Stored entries
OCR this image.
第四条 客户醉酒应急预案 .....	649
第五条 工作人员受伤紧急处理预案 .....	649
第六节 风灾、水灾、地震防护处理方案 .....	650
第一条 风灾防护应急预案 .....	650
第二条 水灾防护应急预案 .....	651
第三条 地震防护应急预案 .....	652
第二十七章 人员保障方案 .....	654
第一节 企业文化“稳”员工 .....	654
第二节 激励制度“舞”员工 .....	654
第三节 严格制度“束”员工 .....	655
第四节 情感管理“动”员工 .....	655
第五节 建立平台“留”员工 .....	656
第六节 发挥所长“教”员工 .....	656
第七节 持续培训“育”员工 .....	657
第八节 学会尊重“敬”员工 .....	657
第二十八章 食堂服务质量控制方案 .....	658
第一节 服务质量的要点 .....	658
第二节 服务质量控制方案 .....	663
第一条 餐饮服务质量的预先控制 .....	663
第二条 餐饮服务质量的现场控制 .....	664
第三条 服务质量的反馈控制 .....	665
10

---

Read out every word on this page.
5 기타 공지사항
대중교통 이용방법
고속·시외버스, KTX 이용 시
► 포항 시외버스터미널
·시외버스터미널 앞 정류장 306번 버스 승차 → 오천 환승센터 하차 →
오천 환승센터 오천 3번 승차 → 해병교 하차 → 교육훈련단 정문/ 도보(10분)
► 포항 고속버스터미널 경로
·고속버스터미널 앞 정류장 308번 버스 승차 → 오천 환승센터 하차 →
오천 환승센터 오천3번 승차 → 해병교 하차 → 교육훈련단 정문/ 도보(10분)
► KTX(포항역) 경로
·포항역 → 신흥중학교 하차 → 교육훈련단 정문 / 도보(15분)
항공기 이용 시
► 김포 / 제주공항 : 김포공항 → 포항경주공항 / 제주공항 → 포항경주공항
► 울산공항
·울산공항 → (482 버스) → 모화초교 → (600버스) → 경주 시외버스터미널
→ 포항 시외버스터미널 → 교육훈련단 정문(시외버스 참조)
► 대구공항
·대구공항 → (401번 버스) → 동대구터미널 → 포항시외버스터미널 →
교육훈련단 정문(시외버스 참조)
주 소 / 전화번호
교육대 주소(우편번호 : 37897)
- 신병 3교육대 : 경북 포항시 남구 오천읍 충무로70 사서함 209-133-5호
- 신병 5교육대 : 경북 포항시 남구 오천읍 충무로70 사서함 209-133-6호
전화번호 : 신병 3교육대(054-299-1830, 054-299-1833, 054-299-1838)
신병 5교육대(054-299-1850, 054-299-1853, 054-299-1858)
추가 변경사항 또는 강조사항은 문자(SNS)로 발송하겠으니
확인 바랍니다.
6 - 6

▸ **Instruction**: Say only how many lines in the records carry the word "교육훈련단".

▸ **Result**: 5